Find how many lines hold the word "facial" and give that number only.

══════════════════════════════

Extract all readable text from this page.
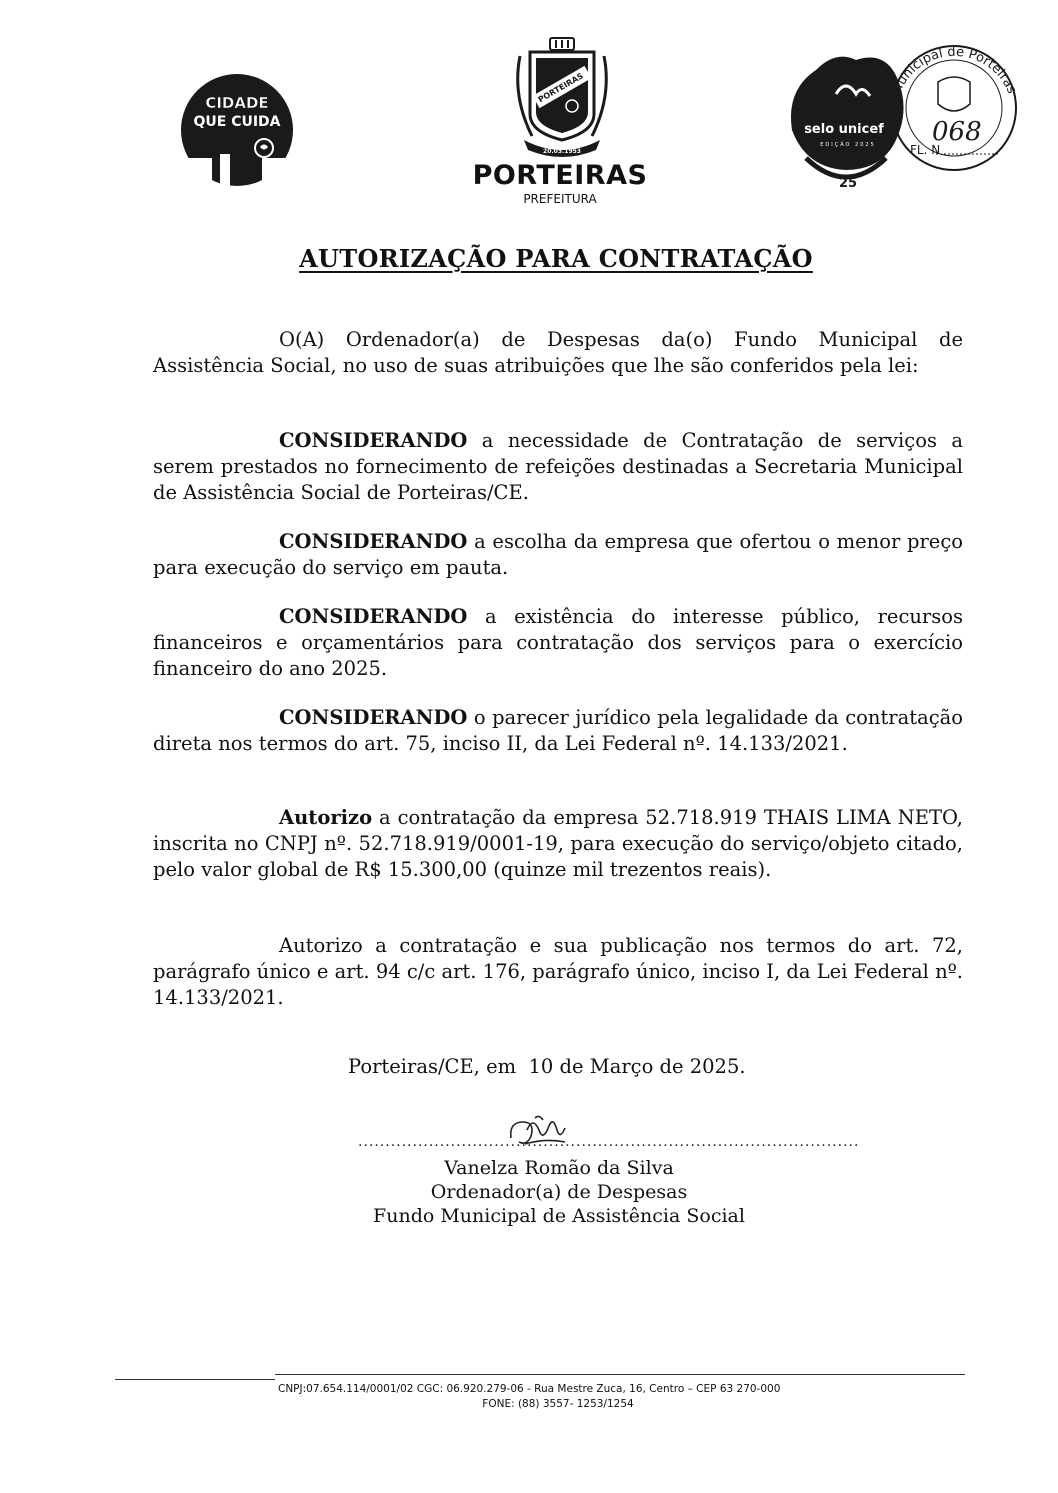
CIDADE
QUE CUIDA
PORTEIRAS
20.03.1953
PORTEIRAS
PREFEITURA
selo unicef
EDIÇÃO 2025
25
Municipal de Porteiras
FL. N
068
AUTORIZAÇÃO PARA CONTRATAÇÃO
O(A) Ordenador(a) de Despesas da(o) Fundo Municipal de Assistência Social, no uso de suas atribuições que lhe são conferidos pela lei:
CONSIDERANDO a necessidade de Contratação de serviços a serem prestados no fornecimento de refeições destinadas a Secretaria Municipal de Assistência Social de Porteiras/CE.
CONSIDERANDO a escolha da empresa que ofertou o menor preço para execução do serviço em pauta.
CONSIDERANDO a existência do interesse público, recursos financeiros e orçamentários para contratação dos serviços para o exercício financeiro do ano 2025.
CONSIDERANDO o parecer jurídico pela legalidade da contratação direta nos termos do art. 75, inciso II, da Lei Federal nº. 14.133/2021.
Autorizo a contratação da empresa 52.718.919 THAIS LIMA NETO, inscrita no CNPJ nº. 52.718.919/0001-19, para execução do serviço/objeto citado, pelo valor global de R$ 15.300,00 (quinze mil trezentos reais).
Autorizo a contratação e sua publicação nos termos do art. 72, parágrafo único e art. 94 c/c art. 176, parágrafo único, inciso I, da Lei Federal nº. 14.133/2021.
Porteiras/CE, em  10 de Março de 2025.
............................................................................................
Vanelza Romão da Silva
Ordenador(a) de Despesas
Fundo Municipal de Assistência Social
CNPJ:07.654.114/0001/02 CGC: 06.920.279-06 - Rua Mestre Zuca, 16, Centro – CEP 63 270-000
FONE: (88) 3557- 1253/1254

══════════════════════════════

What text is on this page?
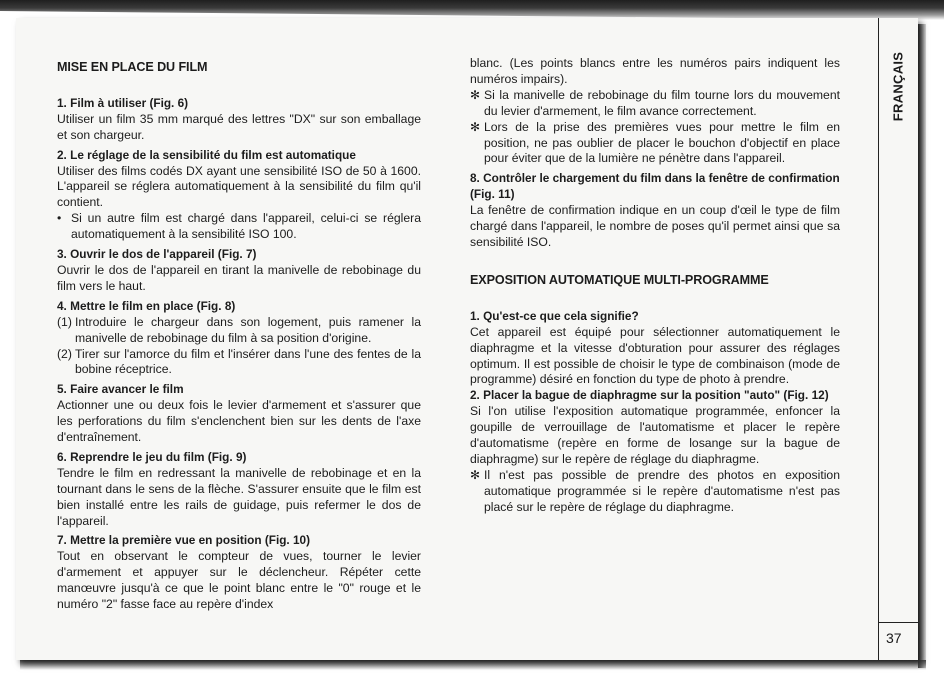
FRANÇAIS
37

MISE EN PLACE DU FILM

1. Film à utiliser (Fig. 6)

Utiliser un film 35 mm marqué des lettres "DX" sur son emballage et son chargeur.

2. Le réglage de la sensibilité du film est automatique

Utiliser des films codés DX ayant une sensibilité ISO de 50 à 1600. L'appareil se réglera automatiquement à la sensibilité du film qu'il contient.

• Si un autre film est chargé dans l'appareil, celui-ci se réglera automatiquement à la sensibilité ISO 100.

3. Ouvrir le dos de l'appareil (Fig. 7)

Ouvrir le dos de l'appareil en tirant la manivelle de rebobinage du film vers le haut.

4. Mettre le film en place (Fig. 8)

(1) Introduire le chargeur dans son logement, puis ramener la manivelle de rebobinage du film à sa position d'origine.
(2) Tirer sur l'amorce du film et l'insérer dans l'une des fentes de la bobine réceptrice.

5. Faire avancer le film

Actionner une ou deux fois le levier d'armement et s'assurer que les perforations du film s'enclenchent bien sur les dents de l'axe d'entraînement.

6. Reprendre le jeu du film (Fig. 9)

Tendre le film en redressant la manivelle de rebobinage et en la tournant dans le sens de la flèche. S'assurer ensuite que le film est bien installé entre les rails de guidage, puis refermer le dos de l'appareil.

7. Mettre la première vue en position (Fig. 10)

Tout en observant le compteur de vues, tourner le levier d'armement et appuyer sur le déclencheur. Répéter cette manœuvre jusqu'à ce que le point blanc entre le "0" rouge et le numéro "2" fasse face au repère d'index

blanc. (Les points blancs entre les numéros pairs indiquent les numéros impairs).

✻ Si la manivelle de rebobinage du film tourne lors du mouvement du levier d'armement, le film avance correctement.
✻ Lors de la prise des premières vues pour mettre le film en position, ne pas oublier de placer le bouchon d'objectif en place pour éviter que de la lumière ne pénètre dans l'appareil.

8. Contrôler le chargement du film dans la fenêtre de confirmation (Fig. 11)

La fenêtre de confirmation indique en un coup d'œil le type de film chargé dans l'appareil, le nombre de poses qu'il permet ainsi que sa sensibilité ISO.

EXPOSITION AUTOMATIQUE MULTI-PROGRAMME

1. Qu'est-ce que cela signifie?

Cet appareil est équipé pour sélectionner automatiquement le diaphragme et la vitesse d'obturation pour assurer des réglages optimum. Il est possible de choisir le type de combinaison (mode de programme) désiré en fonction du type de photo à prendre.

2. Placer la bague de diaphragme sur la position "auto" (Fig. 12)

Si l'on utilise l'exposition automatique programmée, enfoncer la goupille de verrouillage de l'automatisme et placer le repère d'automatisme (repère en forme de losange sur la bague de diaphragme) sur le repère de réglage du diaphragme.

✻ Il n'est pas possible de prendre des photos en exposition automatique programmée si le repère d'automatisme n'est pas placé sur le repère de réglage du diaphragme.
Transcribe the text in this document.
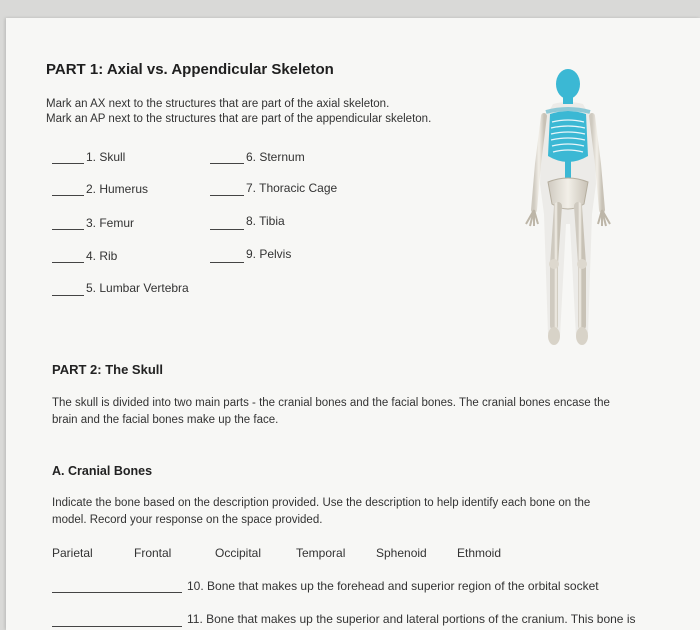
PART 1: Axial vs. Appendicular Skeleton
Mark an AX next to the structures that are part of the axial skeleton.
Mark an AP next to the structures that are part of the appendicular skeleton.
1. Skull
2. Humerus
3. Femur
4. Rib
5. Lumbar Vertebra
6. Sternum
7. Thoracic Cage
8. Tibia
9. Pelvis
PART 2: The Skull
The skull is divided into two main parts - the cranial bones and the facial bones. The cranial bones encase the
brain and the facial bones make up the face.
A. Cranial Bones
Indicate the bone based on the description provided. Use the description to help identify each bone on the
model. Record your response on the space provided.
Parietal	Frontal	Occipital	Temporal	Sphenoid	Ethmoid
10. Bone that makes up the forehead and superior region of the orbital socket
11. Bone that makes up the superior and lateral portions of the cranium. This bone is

══════════════════════════════

- _Answer below_:
2